**EXERCISE AIM:** Find the string "Papertrans" in the records. Copy every line it appears in.

**SUPPLIED RECORDS:**
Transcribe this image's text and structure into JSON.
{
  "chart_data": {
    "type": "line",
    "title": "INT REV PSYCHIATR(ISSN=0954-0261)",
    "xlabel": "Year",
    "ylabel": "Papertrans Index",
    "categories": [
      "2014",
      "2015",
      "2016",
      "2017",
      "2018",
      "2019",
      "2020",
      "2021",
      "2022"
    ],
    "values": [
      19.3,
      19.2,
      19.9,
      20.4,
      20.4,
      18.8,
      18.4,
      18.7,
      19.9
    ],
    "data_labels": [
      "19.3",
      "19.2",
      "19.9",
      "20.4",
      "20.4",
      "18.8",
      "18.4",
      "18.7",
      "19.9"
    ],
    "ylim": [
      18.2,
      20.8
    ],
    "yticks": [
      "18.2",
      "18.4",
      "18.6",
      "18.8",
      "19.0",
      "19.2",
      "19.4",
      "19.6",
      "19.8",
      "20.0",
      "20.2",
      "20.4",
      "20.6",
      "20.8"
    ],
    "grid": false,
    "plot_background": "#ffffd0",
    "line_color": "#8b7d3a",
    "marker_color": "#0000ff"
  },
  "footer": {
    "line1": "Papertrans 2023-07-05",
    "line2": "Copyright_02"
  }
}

**WRITTEN SOLUTION:**
    "ylabel": "Papertrans Index",
    "line1": "Papertrans 2023-07-05",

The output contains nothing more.